(What you will do):
Locate every line in the material below that has the word "subtitle". Copy each of those lines.

(Material provided):
============

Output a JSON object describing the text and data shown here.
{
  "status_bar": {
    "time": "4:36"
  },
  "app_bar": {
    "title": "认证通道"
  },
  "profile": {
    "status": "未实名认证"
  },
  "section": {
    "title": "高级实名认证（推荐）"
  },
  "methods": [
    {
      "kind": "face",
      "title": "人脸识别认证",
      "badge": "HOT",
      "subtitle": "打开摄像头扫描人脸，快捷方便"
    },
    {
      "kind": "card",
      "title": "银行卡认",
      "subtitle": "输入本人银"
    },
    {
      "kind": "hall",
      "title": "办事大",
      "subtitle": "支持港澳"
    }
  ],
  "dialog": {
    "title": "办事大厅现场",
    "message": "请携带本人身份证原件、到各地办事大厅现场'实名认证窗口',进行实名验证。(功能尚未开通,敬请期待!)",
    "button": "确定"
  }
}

============

(Output for this task):
      "subtitle": "打开摄像头扫描人脸，快捷方便"
      "subtitle": "输入本人银"
      "subtitle": "支持港澳"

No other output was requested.